### WORK TO BE COMPLETED:
Scan the entries below for the word "toute". Copy each line that has it.

### INFORMATION SUPPLIED

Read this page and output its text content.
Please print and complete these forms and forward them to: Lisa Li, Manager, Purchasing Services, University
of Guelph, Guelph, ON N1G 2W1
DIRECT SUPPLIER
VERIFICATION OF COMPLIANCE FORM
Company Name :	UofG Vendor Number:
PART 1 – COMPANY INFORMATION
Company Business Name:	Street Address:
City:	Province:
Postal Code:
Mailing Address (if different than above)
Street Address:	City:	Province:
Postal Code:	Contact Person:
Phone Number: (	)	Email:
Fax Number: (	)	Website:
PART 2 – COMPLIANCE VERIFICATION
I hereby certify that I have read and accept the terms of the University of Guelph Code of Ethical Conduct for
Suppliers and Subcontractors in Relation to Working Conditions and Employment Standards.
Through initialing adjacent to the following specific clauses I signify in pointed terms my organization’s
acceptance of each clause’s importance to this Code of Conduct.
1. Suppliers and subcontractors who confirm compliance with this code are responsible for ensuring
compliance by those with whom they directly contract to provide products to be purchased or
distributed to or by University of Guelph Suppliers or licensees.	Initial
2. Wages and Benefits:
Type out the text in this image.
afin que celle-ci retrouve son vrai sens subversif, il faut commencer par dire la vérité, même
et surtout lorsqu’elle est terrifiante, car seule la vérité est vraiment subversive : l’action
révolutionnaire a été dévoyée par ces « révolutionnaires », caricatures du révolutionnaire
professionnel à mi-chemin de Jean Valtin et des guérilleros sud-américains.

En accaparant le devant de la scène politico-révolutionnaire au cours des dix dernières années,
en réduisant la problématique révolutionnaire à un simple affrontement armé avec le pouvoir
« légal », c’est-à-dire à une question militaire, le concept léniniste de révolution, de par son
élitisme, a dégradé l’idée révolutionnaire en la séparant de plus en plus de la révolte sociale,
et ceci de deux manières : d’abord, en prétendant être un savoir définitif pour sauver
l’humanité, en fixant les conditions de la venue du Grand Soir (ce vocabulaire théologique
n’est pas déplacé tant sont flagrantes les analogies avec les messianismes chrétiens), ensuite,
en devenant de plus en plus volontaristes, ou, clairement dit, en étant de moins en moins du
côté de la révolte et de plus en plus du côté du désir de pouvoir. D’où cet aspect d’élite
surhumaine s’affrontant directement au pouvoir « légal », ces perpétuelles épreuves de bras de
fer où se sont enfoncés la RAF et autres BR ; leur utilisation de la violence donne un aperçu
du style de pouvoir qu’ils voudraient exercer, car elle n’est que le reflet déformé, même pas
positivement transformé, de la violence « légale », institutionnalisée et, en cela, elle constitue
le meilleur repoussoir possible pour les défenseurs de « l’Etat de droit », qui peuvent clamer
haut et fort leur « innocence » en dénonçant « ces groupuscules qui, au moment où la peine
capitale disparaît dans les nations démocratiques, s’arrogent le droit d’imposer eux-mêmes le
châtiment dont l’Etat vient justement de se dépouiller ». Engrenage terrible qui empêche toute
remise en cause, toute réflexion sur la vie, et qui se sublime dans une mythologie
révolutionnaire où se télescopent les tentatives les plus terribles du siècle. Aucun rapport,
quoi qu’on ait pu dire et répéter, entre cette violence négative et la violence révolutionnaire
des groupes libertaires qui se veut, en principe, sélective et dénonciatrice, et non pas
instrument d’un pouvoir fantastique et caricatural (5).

######
### INFORMATION SUPPLIED

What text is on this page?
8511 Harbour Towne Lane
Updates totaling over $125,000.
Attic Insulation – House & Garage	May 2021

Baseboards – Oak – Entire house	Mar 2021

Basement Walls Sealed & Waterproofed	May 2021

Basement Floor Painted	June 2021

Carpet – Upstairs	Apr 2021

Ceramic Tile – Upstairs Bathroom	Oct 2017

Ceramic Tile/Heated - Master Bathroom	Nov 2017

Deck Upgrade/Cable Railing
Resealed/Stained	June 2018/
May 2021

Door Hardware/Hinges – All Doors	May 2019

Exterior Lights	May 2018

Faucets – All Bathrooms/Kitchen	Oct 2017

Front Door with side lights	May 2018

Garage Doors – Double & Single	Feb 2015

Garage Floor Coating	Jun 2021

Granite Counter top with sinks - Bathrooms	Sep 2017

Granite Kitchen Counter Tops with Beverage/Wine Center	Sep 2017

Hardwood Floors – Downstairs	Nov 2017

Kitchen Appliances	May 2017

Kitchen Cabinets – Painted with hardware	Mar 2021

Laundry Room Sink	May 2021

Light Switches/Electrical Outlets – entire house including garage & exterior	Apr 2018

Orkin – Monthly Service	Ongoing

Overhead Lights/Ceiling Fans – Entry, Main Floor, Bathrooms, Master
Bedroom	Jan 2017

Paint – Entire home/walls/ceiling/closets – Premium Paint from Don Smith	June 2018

######
### INFORMATION SUPPLIED

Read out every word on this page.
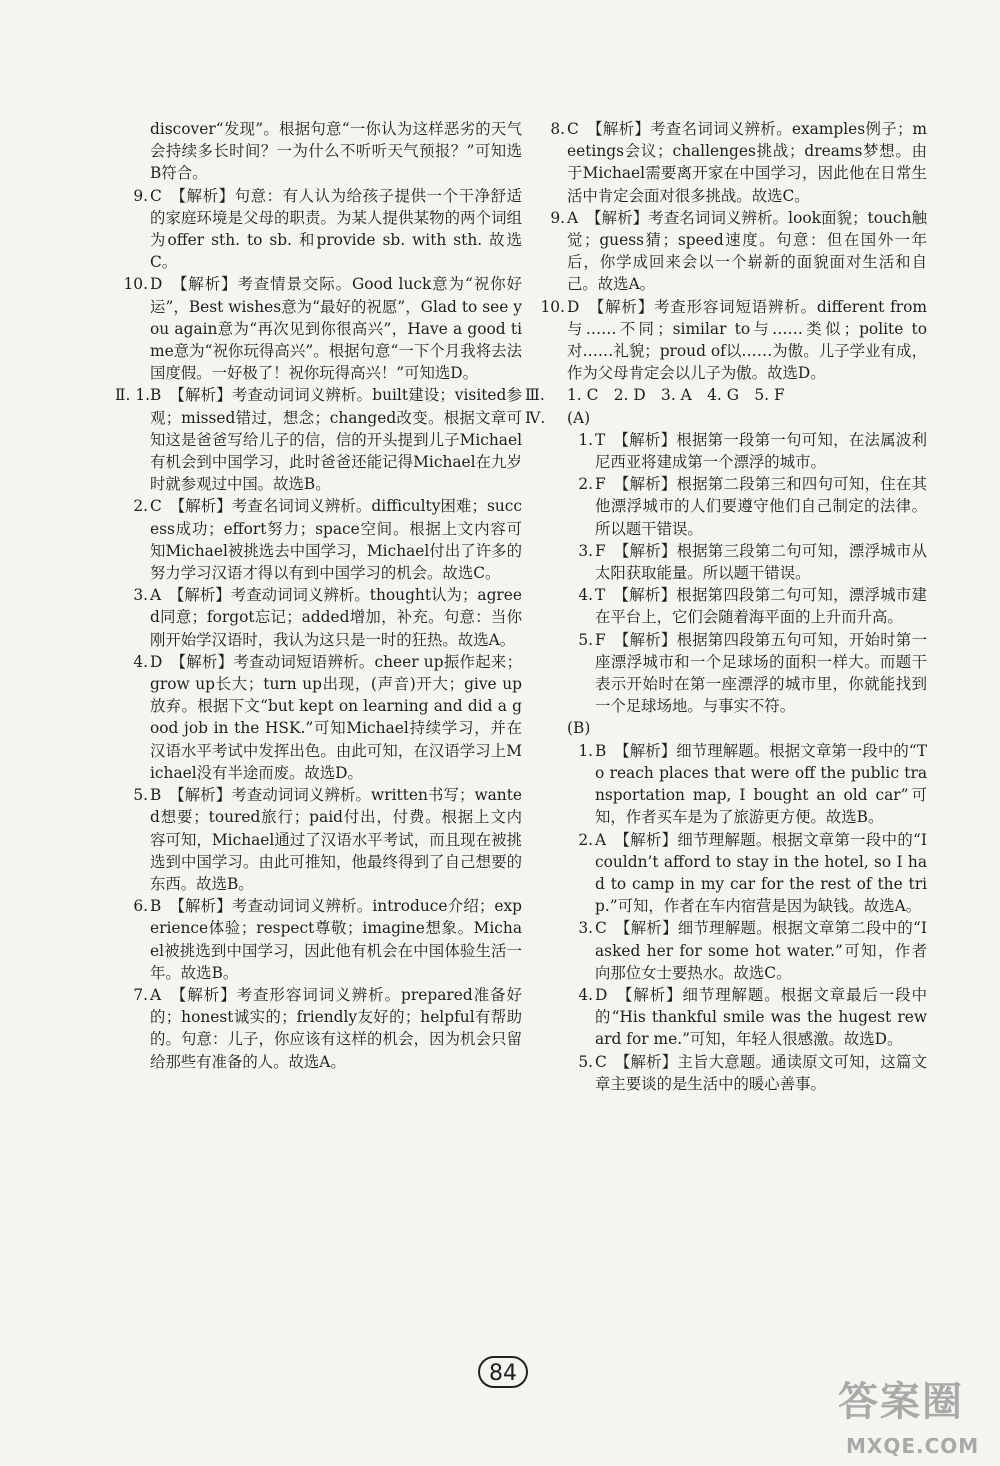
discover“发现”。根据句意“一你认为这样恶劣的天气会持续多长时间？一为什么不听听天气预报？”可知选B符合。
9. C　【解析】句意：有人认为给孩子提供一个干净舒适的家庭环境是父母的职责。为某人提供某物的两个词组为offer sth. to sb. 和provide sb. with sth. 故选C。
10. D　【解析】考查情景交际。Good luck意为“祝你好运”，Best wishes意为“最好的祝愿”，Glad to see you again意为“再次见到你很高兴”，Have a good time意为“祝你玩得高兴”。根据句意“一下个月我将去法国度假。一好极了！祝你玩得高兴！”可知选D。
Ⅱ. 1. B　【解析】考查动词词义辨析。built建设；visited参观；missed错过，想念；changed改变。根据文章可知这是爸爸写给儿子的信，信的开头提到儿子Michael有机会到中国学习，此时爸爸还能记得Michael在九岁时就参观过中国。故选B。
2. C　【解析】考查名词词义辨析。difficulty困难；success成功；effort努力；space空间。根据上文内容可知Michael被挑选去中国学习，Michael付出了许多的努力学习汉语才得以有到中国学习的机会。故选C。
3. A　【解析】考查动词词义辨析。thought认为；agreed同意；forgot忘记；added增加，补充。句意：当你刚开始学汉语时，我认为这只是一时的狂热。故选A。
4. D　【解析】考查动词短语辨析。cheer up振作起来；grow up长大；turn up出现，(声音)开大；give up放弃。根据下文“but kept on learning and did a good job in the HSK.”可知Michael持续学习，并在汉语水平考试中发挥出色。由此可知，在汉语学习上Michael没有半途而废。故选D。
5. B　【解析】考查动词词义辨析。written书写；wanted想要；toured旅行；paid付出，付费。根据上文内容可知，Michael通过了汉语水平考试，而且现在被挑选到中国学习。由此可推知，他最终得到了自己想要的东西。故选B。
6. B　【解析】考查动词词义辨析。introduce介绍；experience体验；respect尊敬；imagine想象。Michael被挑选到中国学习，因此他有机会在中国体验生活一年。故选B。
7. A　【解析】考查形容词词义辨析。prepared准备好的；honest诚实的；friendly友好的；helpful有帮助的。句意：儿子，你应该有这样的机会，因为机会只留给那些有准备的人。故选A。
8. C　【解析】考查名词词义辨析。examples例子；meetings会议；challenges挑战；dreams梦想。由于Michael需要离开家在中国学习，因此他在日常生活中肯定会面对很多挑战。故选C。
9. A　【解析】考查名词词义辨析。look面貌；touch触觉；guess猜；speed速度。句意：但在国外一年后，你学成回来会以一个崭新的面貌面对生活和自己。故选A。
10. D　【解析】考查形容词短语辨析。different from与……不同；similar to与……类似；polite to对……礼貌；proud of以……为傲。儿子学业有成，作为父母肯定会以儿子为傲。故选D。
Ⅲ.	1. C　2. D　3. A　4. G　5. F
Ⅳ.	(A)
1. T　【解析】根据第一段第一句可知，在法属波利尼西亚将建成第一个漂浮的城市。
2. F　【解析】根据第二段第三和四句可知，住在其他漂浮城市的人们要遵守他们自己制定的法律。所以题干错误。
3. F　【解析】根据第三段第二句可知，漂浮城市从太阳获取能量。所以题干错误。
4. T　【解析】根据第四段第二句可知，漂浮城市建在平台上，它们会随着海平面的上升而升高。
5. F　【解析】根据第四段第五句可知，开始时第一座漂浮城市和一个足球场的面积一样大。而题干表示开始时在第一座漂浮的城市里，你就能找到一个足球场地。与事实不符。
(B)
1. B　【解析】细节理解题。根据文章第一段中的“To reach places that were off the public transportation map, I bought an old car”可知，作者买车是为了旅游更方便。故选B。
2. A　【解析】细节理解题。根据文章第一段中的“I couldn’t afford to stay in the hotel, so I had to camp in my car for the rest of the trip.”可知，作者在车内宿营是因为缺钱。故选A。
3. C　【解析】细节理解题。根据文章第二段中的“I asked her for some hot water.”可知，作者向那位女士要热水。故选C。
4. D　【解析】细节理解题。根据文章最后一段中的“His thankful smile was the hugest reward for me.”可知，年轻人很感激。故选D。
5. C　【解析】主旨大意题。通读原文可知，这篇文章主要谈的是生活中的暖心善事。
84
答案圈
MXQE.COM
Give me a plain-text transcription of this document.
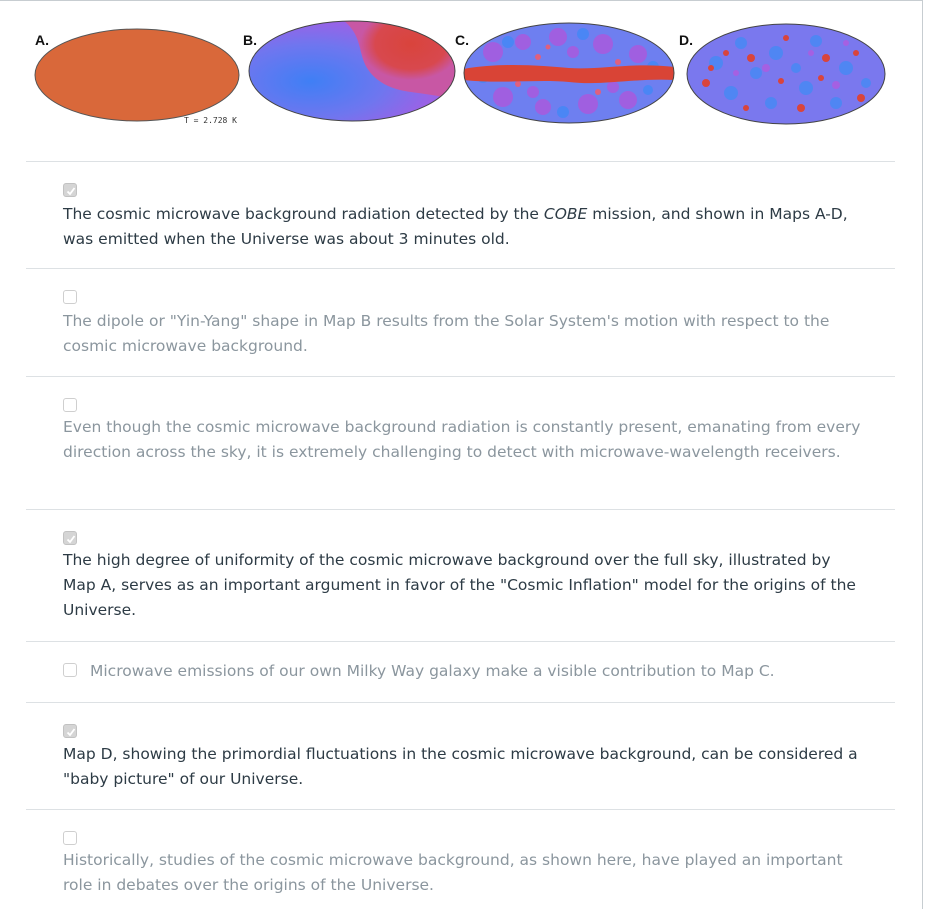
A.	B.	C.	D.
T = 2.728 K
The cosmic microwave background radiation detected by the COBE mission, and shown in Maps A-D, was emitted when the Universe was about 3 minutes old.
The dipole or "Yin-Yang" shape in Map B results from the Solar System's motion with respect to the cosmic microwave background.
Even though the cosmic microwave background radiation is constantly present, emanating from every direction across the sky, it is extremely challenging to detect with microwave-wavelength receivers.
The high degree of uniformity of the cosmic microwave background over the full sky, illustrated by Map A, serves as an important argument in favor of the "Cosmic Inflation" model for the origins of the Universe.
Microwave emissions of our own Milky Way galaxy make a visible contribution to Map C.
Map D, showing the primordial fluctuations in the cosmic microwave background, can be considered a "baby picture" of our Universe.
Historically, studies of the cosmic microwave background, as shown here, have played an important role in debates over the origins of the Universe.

######

### EXPECTED ANSWER:
châtiment dont l’Etat vient justement de se dépouiller ». Engrenage terrible qui empêche toute
remise en cause, toute réflexion sur la vie, et qui se sublime dans une mythologie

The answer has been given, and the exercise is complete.